:: Data extracted from a collection ::
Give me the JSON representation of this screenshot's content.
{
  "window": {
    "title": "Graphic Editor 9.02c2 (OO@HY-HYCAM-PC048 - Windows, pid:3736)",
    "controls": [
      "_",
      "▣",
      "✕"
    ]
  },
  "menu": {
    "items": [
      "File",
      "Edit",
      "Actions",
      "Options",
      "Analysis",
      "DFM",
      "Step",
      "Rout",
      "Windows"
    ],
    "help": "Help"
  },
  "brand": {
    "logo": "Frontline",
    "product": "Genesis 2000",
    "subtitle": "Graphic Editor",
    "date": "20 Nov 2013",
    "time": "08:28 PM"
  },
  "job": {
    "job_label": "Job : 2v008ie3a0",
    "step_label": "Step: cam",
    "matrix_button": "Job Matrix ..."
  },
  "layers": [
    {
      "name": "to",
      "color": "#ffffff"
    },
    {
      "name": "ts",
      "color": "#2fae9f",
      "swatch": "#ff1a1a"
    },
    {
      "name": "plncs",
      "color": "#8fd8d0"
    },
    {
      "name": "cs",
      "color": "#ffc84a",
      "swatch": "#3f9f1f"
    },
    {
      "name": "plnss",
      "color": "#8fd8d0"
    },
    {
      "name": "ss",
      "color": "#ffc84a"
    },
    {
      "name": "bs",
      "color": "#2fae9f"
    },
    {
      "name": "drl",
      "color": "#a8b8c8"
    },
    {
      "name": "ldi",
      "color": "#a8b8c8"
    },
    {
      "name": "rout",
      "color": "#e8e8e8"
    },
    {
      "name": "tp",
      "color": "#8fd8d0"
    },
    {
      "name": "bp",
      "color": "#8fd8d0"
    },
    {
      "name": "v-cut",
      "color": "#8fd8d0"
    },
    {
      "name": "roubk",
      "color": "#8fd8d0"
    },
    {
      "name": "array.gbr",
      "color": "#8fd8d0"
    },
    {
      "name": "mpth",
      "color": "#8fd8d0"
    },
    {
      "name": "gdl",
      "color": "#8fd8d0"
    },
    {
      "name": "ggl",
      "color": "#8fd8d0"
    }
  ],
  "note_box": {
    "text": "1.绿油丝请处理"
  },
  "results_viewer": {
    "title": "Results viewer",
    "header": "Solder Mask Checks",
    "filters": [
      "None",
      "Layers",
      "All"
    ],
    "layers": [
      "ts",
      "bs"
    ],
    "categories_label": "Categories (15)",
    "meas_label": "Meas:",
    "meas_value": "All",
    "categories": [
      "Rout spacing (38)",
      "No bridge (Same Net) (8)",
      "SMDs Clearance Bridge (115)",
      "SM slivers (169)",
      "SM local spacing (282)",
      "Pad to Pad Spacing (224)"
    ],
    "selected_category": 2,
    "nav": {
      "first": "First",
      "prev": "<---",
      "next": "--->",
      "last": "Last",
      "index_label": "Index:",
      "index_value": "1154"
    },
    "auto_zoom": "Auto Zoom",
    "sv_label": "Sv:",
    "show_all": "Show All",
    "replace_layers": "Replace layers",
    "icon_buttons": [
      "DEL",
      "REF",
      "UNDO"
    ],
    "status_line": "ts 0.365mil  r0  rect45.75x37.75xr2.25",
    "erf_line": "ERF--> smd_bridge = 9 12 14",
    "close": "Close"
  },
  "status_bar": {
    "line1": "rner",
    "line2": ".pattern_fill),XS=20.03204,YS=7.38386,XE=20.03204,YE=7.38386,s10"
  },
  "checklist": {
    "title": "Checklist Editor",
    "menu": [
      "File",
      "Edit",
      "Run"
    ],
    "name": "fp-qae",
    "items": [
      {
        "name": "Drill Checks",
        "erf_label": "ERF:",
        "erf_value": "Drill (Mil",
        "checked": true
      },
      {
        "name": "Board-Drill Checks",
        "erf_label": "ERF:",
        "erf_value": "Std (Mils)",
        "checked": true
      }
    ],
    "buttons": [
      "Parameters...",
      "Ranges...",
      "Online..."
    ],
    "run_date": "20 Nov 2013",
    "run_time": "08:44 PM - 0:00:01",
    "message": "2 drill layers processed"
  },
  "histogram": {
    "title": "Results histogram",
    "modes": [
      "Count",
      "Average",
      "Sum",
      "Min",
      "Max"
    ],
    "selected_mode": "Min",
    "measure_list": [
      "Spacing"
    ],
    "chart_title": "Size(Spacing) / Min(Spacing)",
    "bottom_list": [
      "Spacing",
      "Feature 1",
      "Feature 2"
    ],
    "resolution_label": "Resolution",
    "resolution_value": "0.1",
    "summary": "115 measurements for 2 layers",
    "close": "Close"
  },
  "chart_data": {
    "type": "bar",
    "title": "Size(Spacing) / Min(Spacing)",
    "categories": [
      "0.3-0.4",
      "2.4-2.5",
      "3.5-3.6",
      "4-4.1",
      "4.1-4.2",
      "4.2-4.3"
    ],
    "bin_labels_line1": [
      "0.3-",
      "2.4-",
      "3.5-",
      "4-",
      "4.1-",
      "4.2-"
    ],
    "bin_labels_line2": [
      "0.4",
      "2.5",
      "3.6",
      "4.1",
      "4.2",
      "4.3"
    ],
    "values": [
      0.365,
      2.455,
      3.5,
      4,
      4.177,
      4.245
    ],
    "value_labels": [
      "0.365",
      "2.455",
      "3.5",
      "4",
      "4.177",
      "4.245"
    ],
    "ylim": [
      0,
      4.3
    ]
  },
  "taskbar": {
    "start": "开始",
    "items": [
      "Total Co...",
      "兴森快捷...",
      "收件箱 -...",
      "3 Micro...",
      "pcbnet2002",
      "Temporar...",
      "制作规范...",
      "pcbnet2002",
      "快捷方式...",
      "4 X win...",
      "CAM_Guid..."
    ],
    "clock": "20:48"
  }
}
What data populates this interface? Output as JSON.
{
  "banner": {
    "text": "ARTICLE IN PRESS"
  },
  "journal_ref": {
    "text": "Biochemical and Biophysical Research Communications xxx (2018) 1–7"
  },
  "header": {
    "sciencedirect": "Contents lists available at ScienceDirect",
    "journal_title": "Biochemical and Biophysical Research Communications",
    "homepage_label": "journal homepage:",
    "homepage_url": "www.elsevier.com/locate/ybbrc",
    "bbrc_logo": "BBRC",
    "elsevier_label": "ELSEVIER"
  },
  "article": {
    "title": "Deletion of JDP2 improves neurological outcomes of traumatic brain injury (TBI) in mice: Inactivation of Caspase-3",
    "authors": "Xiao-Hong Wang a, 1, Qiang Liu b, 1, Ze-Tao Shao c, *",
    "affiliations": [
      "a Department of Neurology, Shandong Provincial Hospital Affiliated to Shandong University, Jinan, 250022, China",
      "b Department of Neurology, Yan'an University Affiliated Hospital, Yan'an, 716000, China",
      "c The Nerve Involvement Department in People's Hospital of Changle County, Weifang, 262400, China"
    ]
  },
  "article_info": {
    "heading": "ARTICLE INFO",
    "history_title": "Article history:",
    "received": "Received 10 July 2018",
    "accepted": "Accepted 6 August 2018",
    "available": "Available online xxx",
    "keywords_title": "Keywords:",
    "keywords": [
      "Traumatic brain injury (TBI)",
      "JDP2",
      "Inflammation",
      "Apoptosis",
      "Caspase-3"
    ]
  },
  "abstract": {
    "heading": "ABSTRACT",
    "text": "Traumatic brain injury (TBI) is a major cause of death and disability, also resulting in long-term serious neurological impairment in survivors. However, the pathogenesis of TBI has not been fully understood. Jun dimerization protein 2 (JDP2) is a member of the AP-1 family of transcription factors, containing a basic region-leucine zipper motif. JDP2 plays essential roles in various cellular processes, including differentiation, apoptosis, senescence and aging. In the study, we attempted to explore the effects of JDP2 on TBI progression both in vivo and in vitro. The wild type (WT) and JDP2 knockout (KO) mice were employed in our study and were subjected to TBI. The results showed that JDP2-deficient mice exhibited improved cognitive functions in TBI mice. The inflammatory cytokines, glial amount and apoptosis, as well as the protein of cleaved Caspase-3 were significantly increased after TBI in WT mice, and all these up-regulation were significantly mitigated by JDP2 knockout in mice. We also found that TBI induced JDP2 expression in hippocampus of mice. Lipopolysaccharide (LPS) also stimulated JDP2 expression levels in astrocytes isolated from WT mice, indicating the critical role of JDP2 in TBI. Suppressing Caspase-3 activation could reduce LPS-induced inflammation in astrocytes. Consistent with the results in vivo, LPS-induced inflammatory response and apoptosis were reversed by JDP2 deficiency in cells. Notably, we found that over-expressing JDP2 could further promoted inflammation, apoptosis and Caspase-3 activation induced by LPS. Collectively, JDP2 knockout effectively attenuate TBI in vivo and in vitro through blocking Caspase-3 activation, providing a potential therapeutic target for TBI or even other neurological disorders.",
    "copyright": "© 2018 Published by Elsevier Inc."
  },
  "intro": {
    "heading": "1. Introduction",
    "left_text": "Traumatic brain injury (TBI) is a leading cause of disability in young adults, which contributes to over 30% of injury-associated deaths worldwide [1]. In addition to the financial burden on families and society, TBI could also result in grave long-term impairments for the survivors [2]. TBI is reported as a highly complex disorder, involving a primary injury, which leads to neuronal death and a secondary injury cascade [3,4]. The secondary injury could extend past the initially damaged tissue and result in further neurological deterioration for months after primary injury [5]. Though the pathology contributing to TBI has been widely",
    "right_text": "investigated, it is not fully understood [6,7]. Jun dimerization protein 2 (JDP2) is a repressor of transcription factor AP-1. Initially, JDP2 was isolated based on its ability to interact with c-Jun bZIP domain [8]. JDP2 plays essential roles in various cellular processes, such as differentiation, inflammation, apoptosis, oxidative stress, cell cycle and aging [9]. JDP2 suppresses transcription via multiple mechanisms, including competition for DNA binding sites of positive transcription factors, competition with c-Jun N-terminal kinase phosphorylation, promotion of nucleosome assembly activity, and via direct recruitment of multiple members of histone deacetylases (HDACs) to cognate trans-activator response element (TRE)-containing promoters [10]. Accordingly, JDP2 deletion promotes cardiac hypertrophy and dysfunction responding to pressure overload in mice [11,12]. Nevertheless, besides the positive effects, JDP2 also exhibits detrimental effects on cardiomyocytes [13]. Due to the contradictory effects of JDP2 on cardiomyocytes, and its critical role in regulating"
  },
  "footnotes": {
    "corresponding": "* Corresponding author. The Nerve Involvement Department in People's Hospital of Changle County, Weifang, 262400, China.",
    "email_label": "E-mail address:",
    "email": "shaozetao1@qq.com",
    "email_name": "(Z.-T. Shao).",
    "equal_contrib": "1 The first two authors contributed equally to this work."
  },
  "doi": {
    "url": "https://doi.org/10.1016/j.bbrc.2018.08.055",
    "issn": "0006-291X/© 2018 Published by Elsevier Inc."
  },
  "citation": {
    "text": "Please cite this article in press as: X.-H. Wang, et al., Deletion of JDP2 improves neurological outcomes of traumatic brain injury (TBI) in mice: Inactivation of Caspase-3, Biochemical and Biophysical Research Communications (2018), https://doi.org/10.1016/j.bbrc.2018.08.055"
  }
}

:: The task ::
Return a copy of each line in the records above that has "University" in it.

:: Answer to the exercise ::
      "a Department of Neurology, Shandong Provincial Hospital Affiliated to Shandong University, Jinan, 250022, China",
      "b Department of Neurology, Yan'an University Affiliated Hospital, Yan'an, 716000, China",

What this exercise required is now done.